> _Objective_:
Repeat all of the material below exactly as written, images excluded.
_ _ _ _
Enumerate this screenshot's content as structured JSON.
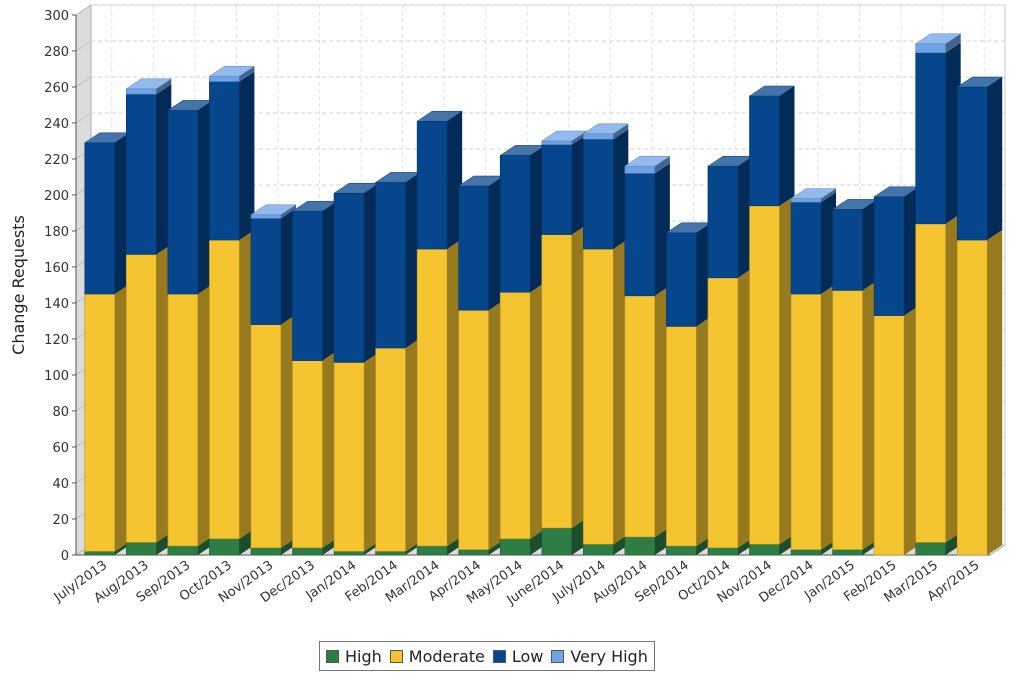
{
  "chart_data": {
    "type": "bar",
    "stacked": true,
    "title": "",
    "xlabel": "",
    "ylabel": "Change Requests",
    "ylim": [
      0,
      300
    ],
    "yticks": [
      0,
      20,
      40,
      60,
      80,
      100,
      120,
      140,
      160,
      180,
      200,
      220,
      240,
      260,
      280,
      300
    ],
    "grid": true,
    "legend_position": "bottom-center",
    "categories": [
      "July/2013",
      "Aug/2013",
      "Sep/2013",
      "Oct/2013",
      "Nov/2013",
      "Dec/2013",
      "Jan/2014",
      "Feb/2014",
      "Mar/2014",
      "Apr/2014",
      "May/2014",
      "June/2014",
      "July/2014",
      "Aug/2014",
      "Sep/2014",
      "Oct/2014",
      "Nov/2014",
      "Dec/2014",
      "Jan/2015",
      "Feb/2015",
      "Mar/2015",
      "Apr/2015"
    ],
    "series": [
      {
        "name": "High",
        "color": "#2e7d45",
        "values": [
          2,
          7,
          5,
          9,
          4,
          4,
          2,
          2,
          5,
          3,
          9,
          15,
          6,
          10,
          5,
          4,
          6,
          3,
          3,
          0,
          7,
          0
        ]
      },
      {
        "name": "Moderate",
        "color": "#f4c431",
        "values": [
          143,
          160,
          140,
          166,
          124,
          104,
          105,
          113,
          165,
          133,
          137,
          163,
          164,
          134,
          122,
          150,
          188,
          142,
          144,
          133,
          177,
          175
        ]
      },
      {
        "name": "Low",
        "color": "#05468c",
        "values": [
          84,
          89,
          102,
          88,
          59,
          83,
          94,
          92,
          71,
          69,
          76,
          50,
          61,
          68,
          52,
          62,
          61,
          51,
          45,
          66,
          95,
          85
        ]
      },
      {
        "name": "Very High",
        "color": "#6fa3e6",
        "values": [
          0,
          3,
          0,
          3,
          2,
          0,
          0,
          0,
          0,
          0,
          0,
          2,
          3,
          4,
          0,
          0,
          0,
          2,
          0,
          0,
          5,
          0
        ]
      }
    ]
  }
}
_ _ _ _
> _Correct answer_:
Enumerate this screenshot's content as structured JSON.
{
  "chart_data": {
    "type": "bar",
    "stacked": true,
    "title": "",
    "xlabel": "",
    "ylabel": "Change Requests",
    "ylim": [
      0,
      300
    ],
    "yticks": [
      0,
      20,
      40,
      60,
      80,
      100,
      120,
      140,
      160,
      180,
      200,
      220,
      240,
      260,
      280,
      300
    ],
    "grid": true,
    "legend_position": "bottom-center",
    "categories": [
      "July/2013",
      "Aug/2013",
      "Sep/2013",
      "Oct/2013",
      "Nov/2013",
      "Dec/2013",
      "Jan/2014",
      "Feb/2014",
      "Mar/2014",
      "Apr/2014",
      "May/2014",
      "June/2014",
      "July/2014",
      "Aug/2014",
      "Sep/2014",
      "Oct/2014",
      "Nov/2014",
      "Dec/2014",
      "Jan/2015",
      "Feb/2015",
      "Mar/2015",
      "Apr/2015"
    ],
    "series": [
      {
        "name": "High",
        "color": "#2e7d45",
        "values": [
          2,
          7,
          5,
          9,
          4,
          4,
          2,
          2,
          5,
          3,
          9,
          15,
          6,
          10,
          5,
          4,
          6,
          3,
          3,
          0,
          7,
          0
        ]
      },
      {
        "name": "Moderate",
        "color": "#f4c431",
        "values": [
          143,
          160,
          140,
          166,
          124,
          104,
          105,
          113,
          165,
          133,
          137,
          163,
          164,
          134,
          122,
          150,
          188,
          142,
          144,
          133,
          177,
          175
        ]
      },
      {
        "name": "Low",
        "color": "#05468c",
        "values": [
          84,
          89,
          102,
          88,
          59,
          83,
          94,
          92,
          71,
          69,
          76,
          50,
          61,
          68,
          52,
          62,
          61,
          51,
          45,
          66,
          95,
          85
        ]
      },
      {
        "name": "Very High",
        "color": "#6fa3e6",
        "values": [
          0,
          3,
          0,
          3,
          2,
          0,
          0,
          0,
          0,
          0,
          0,
          2,
          3,
          4,
          0,
          0,
          0,
          2,
          0,
          0,
          5,
          0
        ]
      }
    ]
  }
}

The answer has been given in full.